# MATERIAL SUPPLIED
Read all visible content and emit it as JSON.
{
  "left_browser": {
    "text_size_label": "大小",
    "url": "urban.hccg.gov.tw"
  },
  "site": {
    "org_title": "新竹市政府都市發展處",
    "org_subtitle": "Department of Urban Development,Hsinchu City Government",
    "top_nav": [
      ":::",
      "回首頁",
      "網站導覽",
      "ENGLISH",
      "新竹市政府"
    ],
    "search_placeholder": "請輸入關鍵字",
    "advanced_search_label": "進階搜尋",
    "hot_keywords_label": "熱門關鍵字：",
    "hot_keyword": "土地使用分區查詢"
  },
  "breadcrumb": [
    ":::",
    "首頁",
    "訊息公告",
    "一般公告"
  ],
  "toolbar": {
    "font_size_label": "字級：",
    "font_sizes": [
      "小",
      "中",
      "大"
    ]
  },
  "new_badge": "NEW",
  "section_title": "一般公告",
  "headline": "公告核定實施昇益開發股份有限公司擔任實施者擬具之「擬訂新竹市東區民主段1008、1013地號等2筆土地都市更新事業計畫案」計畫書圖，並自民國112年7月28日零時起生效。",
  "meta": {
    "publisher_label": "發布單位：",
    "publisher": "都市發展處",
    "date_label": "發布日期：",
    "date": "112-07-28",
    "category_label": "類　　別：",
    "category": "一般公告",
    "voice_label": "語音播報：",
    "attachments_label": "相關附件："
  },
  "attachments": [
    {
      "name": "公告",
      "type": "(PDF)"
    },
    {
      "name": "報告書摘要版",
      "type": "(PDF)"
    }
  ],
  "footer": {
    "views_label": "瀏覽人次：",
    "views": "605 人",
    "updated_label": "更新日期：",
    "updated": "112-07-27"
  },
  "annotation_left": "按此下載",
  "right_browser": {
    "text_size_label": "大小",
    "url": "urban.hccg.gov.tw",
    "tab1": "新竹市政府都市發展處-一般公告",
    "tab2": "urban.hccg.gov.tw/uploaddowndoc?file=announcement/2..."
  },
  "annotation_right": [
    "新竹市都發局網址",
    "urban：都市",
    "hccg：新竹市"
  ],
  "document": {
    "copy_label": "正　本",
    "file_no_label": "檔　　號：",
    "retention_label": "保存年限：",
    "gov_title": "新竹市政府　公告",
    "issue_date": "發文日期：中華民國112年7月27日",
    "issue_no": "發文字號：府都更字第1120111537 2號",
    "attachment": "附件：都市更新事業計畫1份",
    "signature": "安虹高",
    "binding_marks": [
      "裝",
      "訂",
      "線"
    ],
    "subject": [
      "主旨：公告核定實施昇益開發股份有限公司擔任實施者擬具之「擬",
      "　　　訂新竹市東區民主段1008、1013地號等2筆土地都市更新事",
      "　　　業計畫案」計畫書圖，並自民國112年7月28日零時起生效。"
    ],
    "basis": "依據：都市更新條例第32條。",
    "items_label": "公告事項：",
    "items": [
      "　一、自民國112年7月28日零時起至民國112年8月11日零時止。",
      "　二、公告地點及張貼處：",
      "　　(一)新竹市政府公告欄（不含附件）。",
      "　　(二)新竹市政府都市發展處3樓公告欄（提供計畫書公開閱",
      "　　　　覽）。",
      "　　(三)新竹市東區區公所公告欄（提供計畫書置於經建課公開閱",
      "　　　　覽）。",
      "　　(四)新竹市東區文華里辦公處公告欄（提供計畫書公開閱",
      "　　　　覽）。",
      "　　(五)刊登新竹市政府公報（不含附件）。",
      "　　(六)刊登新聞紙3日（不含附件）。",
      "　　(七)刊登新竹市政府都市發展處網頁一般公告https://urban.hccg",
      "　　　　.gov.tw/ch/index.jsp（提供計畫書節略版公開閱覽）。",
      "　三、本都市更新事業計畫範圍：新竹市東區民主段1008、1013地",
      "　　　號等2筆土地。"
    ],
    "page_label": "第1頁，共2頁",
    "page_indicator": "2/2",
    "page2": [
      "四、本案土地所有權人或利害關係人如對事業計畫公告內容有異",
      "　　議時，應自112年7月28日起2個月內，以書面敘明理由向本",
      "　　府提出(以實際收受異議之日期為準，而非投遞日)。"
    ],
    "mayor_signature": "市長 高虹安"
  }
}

# EXERCISE BRIEF
Give the entries once more, exactly as they appear.

# FINISHED EXERCISE
Read all visible content and emit it as JSON.
{
  "left_browser": {
    "text_size_label": "大小",
    "url": "urban.hccg.gov.tw"
  },
  "site": {
    "org_title": "新竹市政府都市發展處",
    "org_subtitle": "Department of Urban Development,Hsinchu City Government",
    "top_nav": [
      ":::",
      "回首頁",
      "網站導覽",
      "ENGLISH",
      "新竹市政府"
    ],
    "search_placeholder": "請輸入關鍵字",
    "advanced_search_label": "進階搜尋",
    "hot_keywords_label": "熱門關鍵字：",
    "hot_keyword": "土地使用分區查詢"
  },
  "breadcrumb": [
    ":::",
    "首頁",
    "訊息公告",
    "一般公告"
  ],
  "toolbar": {
    "font_size_label": "字級：",
    "font_sizes": [
      "小",
      "中",
      "大"
    ]
  },
  "new_badge": "NEW",
  "section_title": "一般公告",
  "headline": "公告核定實施昇益開發股份有限公司擔任實施者擬具之「擬訂新竹市東區民主段1008、1013地號等2筆土地都市更新事業計畫案」計畫書圖，並自民國112年7月28日零時起生效。",
  "meta": {
    "publisher_label": "發布單位：",
    "publisher": "都市發展處",
    "date_label": "發布日期：",
    "date": "112-07-28",
    "category_label": "類　　別：",
    "category": "一般公告",
    "voice_label": "語音播報：",
    "attachments_label": "相關附件："
  },
  "attachments": [
    {
      "name": "公告",
      "type": "(PDF)"
    },
    {
      "name": "報告書摘要版",
      "type": "(PDF)"
    }
  ],
  "footer": {
    "views_label": "瀏覽人次：",
    "views": "605 人",
    "updated_label": "更新日期：",
    "updated": "112-07-27"
  },
  "annotation_left": "按此下載",
  "right_browser": {
    "text_size_label": "大小",
    "url": "urban.hccg.gov.tw",
    "tab1": "新竹市政府都市發展處-一般公告",
    "tab2": "urban.hccg.gov.tw/uploaddowndoc?file=announcement/2..."
  },
  "annotation_right": [
    "新竹市都發局網址",
    "urban：都市",
    "hccg：新竹市"
  ],
  "document": {
    "copy_label": "正　本",
    "file_no_label": "檔　　號：",
    "retention_label": "保存年限：",
    "gov_title": "新竹市政府　公告",
    "issue_date": "發文日期：中華民國112年7月27日",
    "issue_no": "發文字號：府都更字第1120111537 2號",
    "attachment": "附件：都市更新事業計畫1份",
    "signature": "安虹高",
    "binding_marks": [
      "裝",
      "訂",
      "線"
    ],
    "subject": [
      "主旨：公告核定實施昇益開發股份有限公司擔任實施者擬具之「擬",
      "　　　訂新竹市東區民主段1008、1013地號等2筆土地都市更新事",
      "　　　業計畫案」計畫書圖，並自民國112年7月28日零時起生效。"
    ],
    "basis": "依據：都市更新條例第32條。",
    "items_label": "公告事項：",
    "items": [
      "　一、自民國112年7月28日零時起至民國112年8月11日零時止。",
      "　二、公告地點及張貼處：",
      "　　(一)新竹市政府公告欄（不含附件）。",
      "　　(二)新竹市政府都市發展處3樓公告欄（提供計畫書公開閱",
      "　　　　覽）。",
      "　　(三)新竹市東區區公所公告欄（提供計畫書置於經建課公開閱",
      "　　　　覽）。",
      "　　(四)新竹市東區文華里辦公處公告欄（提供計畫書公開閱",
      "　　　　覽）。",
      "　　(五)刊登新竹市政府公報（不含附件）。",
      "　　(六)刊登新聞紙3日（不含附件）。",
      "　　(七)刊登新竹市政府都市發展處網頁一般公告https://urban.hccg",
      "　　　　.gov.tw/ch/index.jsp（提供計畫書節略版公開閱覽）。",
      "　三、本都市更新事業計畫範圍：新竹市東區民主段1008、1013地",
      "　　　號等2筆土地。"
    ],
    "page_label": "第1頁，共2頁",
    "page_indicator": "2/2",
    "page2": [
      "四、本案土地所有權人或利害關係人如對事業計畫公告內容有異",
      "　　議時，應自112年7月28日起2個月內，以書面敘明理由向本",
      "　　府提出(以實際收受異議之日期為準，而非投遞日)。"
    ],
    "mayor_signature": "市長 高虹安"
  }
}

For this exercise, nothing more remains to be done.